OBJECTIVE —
Write the listing out again, all of it, word for word.

____

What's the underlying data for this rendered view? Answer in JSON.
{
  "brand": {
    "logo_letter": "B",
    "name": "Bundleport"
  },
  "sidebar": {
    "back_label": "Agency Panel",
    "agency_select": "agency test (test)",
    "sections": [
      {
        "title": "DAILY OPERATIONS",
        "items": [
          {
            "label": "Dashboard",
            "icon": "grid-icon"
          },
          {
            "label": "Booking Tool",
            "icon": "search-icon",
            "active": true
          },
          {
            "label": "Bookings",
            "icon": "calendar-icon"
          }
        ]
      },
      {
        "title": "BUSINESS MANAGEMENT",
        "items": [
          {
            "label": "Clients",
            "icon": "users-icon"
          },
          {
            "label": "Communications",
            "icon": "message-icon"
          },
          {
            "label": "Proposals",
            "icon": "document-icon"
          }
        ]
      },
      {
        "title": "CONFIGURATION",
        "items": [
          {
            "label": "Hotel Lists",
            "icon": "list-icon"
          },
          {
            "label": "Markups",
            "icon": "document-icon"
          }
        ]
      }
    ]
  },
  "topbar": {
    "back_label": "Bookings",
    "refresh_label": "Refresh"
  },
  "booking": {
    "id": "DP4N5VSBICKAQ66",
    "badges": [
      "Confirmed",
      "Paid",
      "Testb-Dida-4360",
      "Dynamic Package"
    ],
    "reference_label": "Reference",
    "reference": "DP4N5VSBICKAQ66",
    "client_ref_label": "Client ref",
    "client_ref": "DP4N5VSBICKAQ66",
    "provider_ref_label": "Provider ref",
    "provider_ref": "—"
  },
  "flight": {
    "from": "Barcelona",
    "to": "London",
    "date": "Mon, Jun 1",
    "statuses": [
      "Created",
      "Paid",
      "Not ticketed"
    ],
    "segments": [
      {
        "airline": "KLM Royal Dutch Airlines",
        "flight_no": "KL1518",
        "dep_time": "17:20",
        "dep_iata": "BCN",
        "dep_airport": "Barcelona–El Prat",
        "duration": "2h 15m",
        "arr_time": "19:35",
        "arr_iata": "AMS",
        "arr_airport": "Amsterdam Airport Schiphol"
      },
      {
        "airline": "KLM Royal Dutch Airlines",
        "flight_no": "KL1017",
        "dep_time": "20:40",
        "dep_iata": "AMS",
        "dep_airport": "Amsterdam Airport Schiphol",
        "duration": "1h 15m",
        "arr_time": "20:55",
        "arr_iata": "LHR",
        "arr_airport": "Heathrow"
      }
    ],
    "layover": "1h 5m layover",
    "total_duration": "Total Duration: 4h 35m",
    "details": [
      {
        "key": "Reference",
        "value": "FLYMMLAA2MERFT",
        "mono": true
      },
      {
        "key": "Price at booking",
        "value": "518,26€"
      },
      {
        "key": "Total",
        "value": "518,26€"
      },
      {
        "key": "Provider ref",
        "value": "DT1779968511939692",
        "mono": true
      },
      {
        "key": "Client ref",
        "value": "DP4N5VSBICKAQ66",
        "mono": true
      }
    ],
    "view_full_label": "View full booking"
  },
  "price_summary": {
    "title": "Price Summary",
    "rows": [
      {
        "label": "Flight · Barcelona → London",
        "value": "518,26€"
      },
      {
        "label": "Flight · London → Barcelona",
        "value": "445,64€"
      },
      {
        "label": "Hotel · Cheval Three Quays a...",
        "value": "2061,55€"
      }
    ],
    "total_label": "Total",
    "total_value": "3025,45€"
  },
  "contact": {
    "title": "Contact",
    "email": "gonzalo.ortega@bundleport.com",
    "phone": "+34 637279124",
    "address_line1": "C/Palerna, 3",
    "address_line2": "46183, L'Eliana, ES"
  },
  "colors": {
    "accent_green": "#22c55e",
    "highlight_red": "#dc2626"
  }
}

____

SOLUTION TO THE EXERCISE —
What's the underlying data for this rendered view? Answer in JSON.
{
  "brand": {
    "logo_letter": "B",
    "name": "Bundleport"
  },
  "sidebar": {
    "back_label": "Agency Panel",
    "agency_select": "agency test (test)",
    "sections": [
      {
        "title": "DAILY OPERATIONS",
        "items": [
          {
            "label": "Dashboard",
            "icon": "grid-icon"
          },
          {
            "label": "Booking Tool",
            "icon": "search-icon",
            "active": true
          },
          {
            "label": "Bookings",
            "icon": "calendar-icon"
          }
        ]
      },
      {
        "title": "BUSINESS MANAGEMENT",
        "items": [
          {
            "label": "Clients",
            "icon": "users-icon"
          },
          {
            "label": "Communications",
            "icon": "message-icon"
          },
          {
            "label": "Proposals",
            "icon": "document-icon"
          }
        ]
      },
      {
        "title": "CONFIGURATION",
        "items": [
          {
            "label": "Hotel Lists",
            "icon": "list-icon"
          },
          {
            "label": "Markups",
            "icon": "document-icon"
          }
        ]
      }
    ]
  },
  "topbar": {
    "back_label": "Bookings",
    "refresh_label": "Refresh"
  },
  "booking": {
    "id": "DP4N5VSBICKAQ66",
    "badges": [
      "Confirmed",
      "Paid",
      "Testb-Dida-4360",
      "Dynamic Package"
    ],
    "reference_label": "Reference",
    "reference": "DP4N5VSBICKAQ66",
    "client_ref_label": "Client ref",
    "client_ref": "DP4N5VSBICKAQ66",
    "provider_ref_label": "Provider ref",
    "provider_ref": "—"
  },
  "flight": {
    "from": "Barcelona",
    "to": "London",
    "date": "Mon, Jun 1",
    "statuses": [
      "Created",
      "Paid",
      "Not ticketed"
    ],
    "segments": [
      {
        "airline": "KLM Royal Dutch Airlines",
        "flight_no": "KL1518",
        "dep_time": "17:20",
        "dep_iata": "BCN",
        "dep_airport": "Barcelona–El Prat",
        "duration": "2h 15m",
        "arr_time": "19:35",
        "arr_iata": "AMS",
        "arr_airport": "Amsterdam Airport Schiphol"
      },
      {
        "airline": "KLM Royal Dutch Airlines",
        "flight_no": "KL1017",
        "dep_time": "20:40",
        "dep_iata": "AMS",
        "dep_airport": "Amsterdam Airport Schiphol",
        "duration": "1h 15m",
        "arr_time": "20:55",
        "arr_iata": "LHR",
        "arr_airport": "Heathrow"
      }
    ],
    "layover": "1h 5m layover",
    "total_duration": "Total Duration: 4h 35m",
    "details": [
      {
        "key": "Reference",
        "value": "FLYMMLAA2MERFT",
        "mono": true
      },
      {
        "key": "Price at booking",
        "value": "518,26€"
      },
      {
        "key": "Total",
        "value": "518,26€"
      },
      {
        "key": "Provider ref",
        "value": "DT1779968511939692",
        "mono": true
      },
      {
        "key": "Client ref",
        "value": "DP4N5VSBICKAQ66",
        "mono": true
      }
    ],
    "view_full_label": "View full booking"
  },
  "price_summary": {
    "title": "Price Summary",
    "rows": [
      {
        "label": "Flight · Barcelona → London",
        "value": "518,26€"
      },
      {
        "label": "Flight · London → Barcelona",
        "value": "445,64€"
      },
      {
        "label": "Hotel · Cheval Three Quays a...",
        "value": "2061,55€"
      }
    ],
    "total_label": "Total",
    "total_value": "3025,45€"
  },
  "contact": {
    "title": "Contact",
    "email": "gonzalo.ortega@bundleport.com",
    "phone": "+34 637279124",
    "address_line1": "C/Palerna, 3",
    "address_line2": "46183, L'Eliana, ES"
  },
  "colors": {
    "accent_green": "#22c55e",
    "highlight_red": "#dc2626"
  }
}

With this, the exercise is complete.